-- Short problem --
Give every line from the entries that contains "Sandstrände".

★ ★ ★ ★ ★ ★ ★

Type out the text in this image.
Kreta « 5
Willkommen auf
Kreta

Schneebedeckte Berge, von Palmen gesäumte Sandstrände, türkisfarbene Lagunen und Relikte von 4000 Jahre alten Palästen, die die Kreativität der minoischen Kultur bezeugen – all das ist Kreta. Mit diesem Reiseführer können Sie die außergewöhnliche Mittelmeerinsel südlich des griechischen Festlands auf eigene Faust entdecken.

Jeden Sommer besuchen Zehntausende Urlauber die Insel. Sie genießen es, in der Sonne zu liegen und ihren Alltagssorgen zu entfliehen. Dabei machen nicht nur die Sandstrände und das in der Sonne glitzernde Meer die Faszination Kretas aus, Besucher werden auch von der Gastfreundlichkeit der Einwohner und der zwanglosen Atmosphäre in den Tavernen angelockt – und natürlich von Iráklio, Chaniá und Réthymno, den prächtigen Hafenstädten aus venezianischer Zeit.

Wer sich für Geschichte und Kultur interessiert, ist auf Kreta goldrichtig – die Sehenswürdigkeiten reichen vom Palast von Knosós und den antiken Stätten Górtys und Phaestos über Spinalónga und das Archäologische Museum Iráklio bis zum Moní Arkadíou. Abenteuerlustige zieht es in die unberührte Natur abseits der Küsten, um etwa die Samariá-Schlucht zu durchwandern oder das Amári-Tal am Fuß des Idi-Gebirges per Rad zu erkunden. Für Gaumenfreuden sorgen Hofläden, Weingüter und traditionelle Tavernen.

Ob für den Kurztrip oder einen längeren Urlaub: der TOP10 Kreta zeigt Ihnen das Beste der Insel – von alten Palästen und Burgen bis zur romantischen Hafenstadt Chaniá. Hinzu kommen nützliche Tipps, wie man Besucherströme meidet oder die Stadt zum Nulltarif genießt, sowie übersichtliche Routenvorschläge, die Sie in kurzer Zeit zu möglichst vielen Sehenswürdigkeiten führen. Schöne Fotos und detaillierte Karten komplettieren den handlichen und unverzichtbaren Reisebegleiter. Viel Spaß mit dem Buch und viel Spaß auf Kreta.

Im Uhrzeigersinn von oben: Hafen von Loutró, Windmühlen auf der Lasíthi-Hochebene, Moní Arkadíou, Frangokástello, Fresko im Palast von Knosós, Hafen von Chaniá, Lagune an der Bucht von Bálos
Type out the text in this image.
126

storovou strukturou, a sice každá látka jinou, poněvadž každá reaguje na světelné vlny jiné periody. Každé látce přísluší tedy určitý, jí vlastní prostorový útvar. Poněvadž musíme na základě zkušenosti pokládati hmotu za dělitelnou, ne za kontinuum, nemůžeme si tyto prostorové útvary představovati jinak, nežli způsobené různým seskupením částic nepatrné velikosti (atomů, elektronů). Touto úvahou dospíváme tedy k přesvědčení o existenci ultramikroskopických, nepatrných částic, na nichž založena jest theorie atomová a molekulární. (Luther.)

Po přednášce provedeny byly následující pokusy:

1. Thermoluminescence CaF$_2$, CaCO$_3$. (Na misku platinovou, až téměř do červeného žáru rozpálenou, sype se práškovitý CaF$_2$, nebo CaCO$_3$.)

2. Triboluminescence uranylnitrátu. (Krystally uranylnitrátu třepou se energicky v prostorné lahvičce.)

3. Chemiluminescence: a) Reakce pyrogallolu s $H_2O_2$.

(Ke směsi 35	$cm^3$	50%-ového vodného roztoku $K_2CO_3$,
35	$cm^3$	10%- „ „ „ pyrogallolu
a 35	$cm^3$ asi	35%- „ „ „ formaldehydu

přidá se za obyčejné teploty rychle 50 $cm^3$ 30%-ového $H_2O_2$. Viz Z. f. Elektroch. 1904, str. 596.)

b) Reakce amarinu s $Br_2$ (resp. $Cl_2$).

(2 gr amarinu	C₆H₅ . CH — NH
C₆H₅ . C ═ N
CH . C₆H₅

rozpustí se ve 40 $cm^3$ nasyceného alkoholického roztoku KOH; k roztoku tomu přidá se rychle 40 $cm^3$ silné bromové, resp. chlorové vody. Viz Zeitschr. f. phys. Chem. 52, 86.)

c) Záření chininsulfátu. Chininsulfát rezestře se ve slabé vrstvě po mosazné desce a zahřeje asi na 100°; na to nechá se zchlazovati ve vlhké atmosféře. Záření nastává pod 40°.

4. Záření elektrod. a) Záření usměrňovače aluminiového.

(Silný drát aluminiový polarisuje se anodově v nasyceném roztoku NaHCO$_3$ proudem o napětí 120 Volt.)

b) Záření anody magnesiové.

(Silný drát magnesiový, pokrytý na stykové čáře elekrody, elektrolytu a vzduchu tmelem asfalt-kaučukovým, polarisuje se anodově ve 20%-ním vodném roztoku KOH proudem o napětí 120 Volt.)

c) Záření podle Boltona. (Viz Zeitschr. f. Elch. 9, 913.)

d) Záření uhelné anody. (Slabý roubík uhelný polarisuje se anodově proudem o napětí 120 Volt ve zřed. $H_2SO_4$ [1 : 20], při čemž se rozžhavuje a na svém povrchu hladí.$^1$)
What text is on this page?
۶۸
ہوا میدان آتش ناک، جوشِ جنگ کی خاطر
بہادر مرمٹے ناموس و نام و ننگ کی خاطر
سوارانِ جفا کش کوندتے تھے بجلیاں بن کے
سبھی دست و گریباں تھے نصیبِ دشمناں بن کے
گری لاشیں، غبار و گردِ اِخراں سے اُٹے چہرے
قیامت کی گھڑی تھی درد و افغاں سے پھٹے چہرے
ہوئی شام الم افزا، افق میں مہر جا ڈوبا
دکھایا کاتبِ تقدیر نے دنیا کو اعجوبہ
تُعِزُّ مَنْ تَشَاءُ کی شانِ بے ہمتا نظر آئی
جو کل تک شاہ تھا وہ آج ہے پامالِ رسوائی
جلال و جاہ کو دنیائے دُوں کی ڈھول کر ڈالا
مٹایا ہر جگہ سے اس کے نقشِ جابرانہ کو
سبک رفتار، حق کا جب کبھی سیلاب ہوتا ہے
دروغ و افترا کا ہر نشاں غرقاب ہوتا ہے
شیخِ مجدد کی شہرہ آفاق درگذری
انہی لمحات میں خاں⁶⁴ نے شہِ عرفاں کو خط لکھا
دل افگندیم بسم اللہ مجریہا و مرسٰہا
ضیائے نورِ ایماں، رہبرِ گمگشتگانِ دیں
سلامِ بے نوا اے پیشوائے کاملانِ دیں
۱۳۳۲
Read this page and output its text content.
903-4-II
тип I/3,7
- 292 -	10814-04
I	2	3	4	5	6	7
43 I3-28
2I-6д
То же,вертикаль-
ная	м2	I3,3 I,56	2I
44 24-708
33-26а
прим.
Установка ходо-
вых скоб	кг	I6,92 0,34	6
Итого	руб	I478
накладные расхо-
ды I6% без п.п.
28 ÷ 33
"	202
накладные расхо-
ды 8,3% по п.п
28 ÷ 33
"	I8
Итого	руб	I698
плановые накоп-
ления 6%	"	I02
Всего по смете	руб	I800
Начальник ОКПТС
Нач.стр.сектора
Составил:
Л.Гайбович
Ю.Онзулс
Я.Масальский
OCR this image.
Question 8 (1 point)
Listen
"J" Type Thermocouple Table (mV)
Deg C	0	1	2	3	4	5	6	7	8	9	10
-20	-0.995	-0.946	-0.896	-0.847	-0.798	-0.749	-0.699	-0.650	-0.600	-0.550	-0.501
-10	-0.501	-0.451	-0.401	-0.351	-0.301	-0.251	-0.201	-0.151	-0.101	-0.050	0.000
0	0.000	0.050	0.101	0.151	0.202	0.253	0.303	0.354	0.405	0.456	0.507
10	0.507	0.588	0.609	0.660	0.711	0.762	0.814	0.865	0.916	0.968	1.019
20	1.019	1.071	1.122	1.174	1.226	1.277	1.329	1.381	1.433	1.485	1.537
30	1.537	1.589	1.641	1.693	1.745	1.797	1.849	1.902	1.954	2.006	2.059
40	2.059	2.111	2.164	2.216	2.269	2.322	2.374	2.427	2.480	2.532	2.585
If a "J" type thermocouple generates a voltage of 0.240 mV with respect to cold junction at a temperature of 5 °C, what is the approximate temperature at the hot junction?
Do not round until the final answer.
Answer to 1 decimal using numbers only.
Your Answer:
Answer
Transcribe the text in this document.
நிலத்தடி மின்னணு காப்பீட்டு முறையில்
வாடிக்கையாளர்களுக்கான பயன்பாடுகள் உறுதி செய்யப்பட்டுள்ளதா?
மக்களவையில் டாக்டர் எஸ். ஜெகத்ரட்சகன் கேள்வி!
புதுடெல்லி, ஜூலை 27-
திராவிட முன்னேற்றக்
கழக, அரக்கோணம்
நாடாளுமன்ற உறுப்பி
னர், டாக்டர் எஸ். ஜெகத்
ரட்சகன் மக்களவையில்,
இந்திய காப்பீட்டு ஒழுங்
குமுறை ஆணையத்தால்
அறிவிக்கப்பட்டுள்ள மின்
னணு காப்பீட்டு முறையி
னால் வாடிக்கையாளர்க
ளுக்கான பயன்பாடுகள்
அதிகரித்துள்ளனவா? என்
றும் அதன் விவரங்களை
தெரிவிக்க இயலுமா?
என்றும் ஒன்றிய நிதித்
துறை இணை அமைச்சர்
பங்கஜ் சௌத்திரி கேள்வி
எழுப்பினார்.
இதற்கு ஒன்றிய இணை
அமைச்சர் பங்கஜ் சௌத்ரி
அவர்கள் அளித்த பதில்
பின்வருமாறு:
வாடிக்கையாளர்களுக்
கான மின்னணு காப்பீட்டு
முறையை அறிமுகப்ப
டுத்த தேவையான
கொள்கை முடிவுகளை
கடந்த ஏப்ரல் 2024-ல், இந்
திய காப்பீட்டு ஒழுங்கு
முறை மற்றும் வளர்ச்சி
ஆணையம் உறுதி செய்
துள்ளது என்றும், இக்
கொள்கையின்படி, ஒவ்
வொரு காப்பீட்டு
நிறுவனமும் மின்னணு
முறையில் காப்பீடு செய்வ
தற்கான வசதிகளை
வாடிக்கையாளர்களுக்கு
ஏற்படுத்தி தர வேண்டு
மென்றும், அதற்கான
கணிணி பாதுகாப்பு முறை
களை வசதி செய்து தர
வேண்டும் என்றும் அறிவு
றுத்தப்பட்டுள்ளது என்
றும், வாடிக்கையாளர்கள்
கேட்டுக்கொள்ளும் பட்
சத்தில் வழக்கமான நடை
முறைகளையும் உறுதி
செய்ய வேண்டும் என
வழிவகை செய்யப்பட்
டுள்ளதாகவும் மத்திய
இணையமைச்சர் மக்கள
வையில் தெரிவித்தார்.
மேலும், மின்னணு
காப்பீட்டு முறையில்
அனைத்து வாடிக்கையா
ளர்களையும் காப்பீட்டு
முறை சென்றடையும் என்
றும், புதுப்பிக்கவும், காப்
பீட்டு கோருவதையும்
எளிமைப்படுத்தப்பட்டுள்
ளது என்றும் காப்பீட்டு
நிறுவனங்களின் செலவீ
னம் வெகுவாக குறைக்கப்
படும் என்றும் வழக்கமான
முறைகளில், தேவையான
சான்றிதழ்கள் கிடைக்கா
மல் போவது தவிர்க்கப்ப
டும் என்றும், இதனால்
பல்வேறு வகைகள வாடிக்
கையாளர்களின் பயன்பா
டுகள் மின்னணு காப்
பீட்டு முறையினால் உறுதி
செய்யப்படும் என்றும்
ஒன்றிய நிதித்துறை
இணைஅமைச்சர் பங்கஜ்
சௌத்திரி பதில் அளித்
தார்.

★ ★ ★ ★ ★ ★ ★

-- Correct result --
Schneebedeckte Berge, von Palmen gesäumte Sandstrände, türkisfarbene Lagunen und Relikte von 4000 Jahre alten Palästen, die die Kreativität der minoischen Kultur bezeugen – all das ist Kreta. Mit diesem Reiseführer können Sie die außergewöhnliche Mittelmeerinsel südlich des griechischen Festlands auf eigene Faust entdecken.
Jeden Sommer besuchen Zehntausende Urlauber die Insel. Sie genießen es, in der Sonne zu liegen und ihren Alltagssorgen zu entfliehen. Dabei machen nicht nur die Sandstrände und das in der Sonne glitzernde Meer die Faszination Kretas aus, Besucher werden auch von der Gastfreundlichkeit der Einwohner und der zwanglosen Atmosphäre in den Tavernen angelockt – und natürlich von Iráklio, Chaniá und Réthymno, den prächtigen Hafenstädten aus venezianischer Zeit.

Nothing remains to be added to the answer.